All entries are to be quoted exactly; the images stay out of the copy.
*** Data lines ***
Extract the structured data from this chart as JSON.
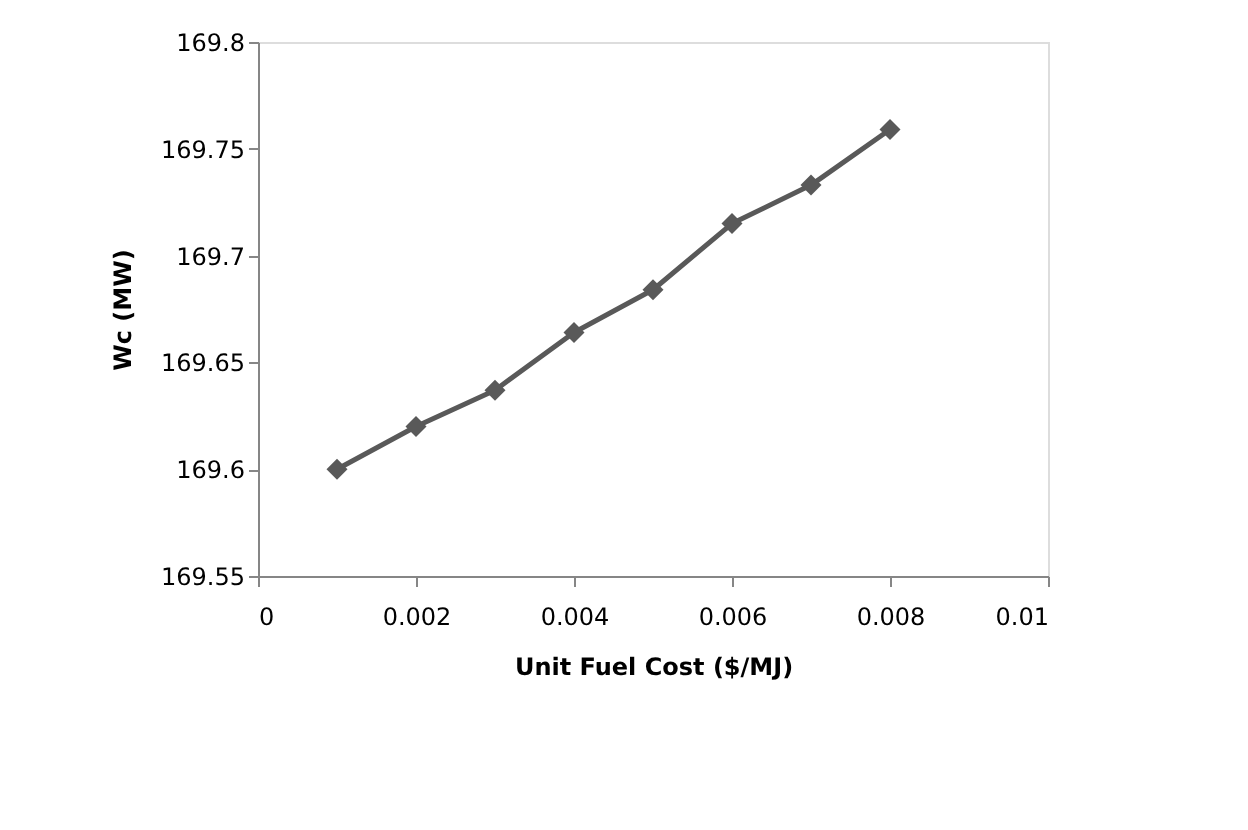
{
  "chart_data": {
    "type": "line",
    "xlabel": "Unit Fuel Cost ($/MJ)",
    "ylabel": "Wc (MW)",
    "x": [
      0.001,
      0.002,
      0.003,
      0.004,
      0.005,
      0.006,
      0.007,
      0.008
    ],
    "series": [
      {
        "color": "#595959",
        "values": [
          169.6,
          169.62,
          169.637,
          169.664,
          169.684,
          169.715,
          169.733,
          169.759
        ]
      }
    ],
    "xlim": [
      0,
      0.01
    ],
    "xticks": [
      0,
      0.002,
      0.004,
      0.006,
      0.008,
      0.01
    ],
    "ylim": [
      169.55,
      169.8
    ],
    "yticks": [
      169.55,
      169.6,
      169.65,
      169.7,
      169.75,
      169.8
    ],
    "grid": false,
    "legend": false,
    "marker": "diamond",
    "line_style": "solid"
  }
}
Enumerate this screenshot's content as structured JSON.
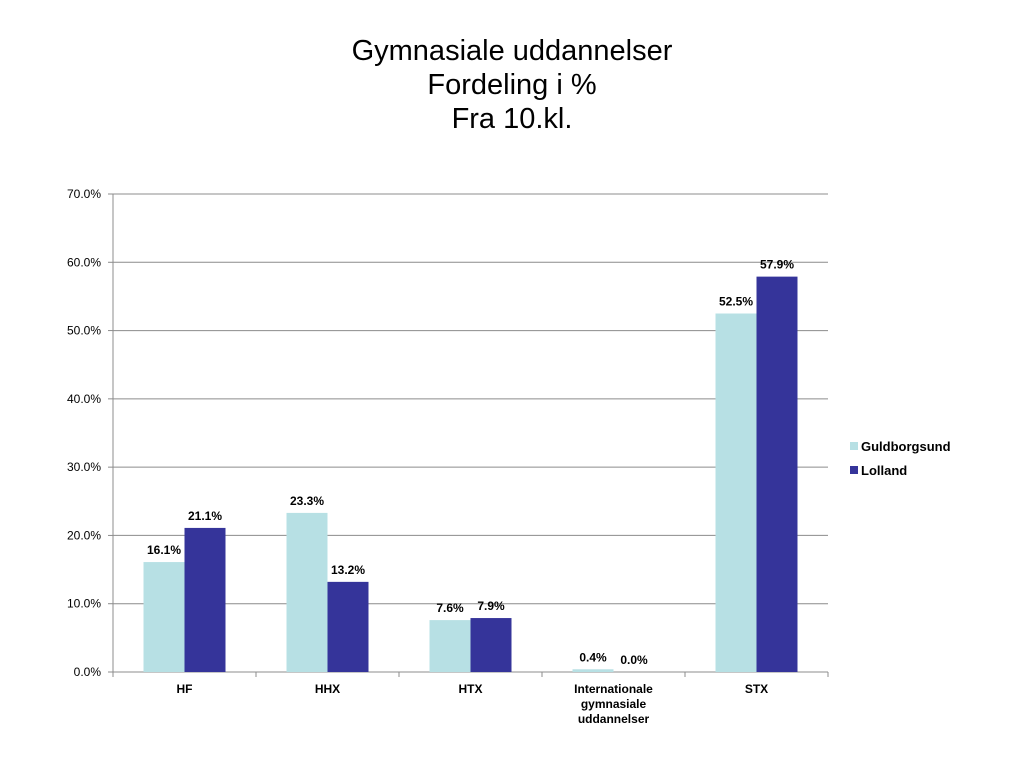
{
  "title": {
    "line1": "Gymnasiale uddannelser",
    "line2": "Fordeling i %",
    "line3": "Fra 10.kl."
  },
  "chart_data": {
    "type": "bar",
    "categories": [
      [
        "HF"
      ],
      [
        "HHX"
      ],
      [
        "HTX"
      ],
      [
        "Internationale",
        "gymnasiale",
        "uddannelser"
      ],
      [
        "STX"
      ]
    ],
    "series": [
      {
        "name": "Guldborgsund",
        "color": "#b7e0e4",
        "values": [
          16.1,
          23.3,
          7.6,
          0.4,
          52.5
        ],
        "labels": [
          "16.1%",
          "23.3%",
          "7.6%",
          "0.4%",
          "52.5%"
        ]
      },
      {
        "name": "Lolland",
        "color": "#35349a",
        "values": [
          21.1,
          13.2,
          7.9,
          0.0,
          57.9
        ],
        "labels": [
          "21.1%",
          "13.2%",
          "7.9%",
          "0.0%",
          "57.9%"
        ]
      }
    ],
    "ylim": [
      0,
      70
    ],
    "yticks": [
      "0.0%",
      "10.0%",
      "20.0%",
      "30.0%",
      "40.0%",
      "50.0%",
      "60.0%",
      "70.0%"
    ],
    "grid": true,
    "legend_position": "right"
  }
}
***
Written response –
Extract the structured data from this chart as JSON.
{
  "chart_data": {
    "type": "line",
    "xlabel": "Unit Fuel Cost ($/MJ)",
    "ylabel": "Wc (MW)",
    "x": [
      0.001,
      0.002,
      0.003,
      0.004,
      0.005,
      0.006,
      0.007,
      0.008
    ],
    "series": [
      {
        "color": "#595959",
        "values": [
          169.6,
          169.62,
          169.637,
          169.664,
          169.684,
          169.715,
          169.733,
          169.759
        ]
      }
    ],
    "xlim": [
      0,
      0.01
    ],
    "xticks": [
      0,
      0.002,
      0.004,
      0.006,
      0.008,
      0.01
    ],
    "ylim": [
      169.55,
      169.8
    ],
    "yticks": [
      169.55,
      169.6,
      169.65,
      169.7,
      169.75,
      169.8
    ],
    "grid": false,
    "legend": false,
    "marker": "diamond",
    "line_style": "solid"
  }
}
Enumerate this screenshot's content as structured JSON.
{
  "title": {
    "line1": "Gymnasiale uddannelser",
    "line2": "Fordeling i %",
    "line3": "Fra 10.kl."
  },
  "chart_data": {
    "type": "bar",
    "categories": [
      [
        "HF"
      ],
      [
        "HHX"
      ],
      [
        "HTX"
      ],
      [
        "Internationale",
        "gymnasiale",
        "uddannelser"
      ],
      [
        "STX"
      ]
    ],
    "series": [
      {
        "name": "Guldborgsund",
        "color": "#b7e0e4",
        "values": [
          16.1,
          23.3,
          7.6,
          0.4,
          52.5
        ],
        "labels": [
          "16.1%",
          "23.3%",
          "7.6%",
          "0.4%",
          "52.5%"
        ]
      },
      {
        "name": "Lolland",
        "color": "#35349a",
        "values": [
          21.1,
          13.2,
          7.9,
          0.0,
          57.9
        ],
        "labels": [
          "21.1%",
          "13.2%",
          "7.9%",
          "0.0%",
          "57.9%"
        ]
      }
    ],
    "ylim": [
      0,
      70
    ],
    "yticks": [
      "0.0%",
      "10.0%",
      "20.0%",
      "30.0%",
      "40.0%",
      "50.0%",
      "60.0%",
      "70.0%"
    ],
    "grid": true,
    "legend_position": "right"
  }
}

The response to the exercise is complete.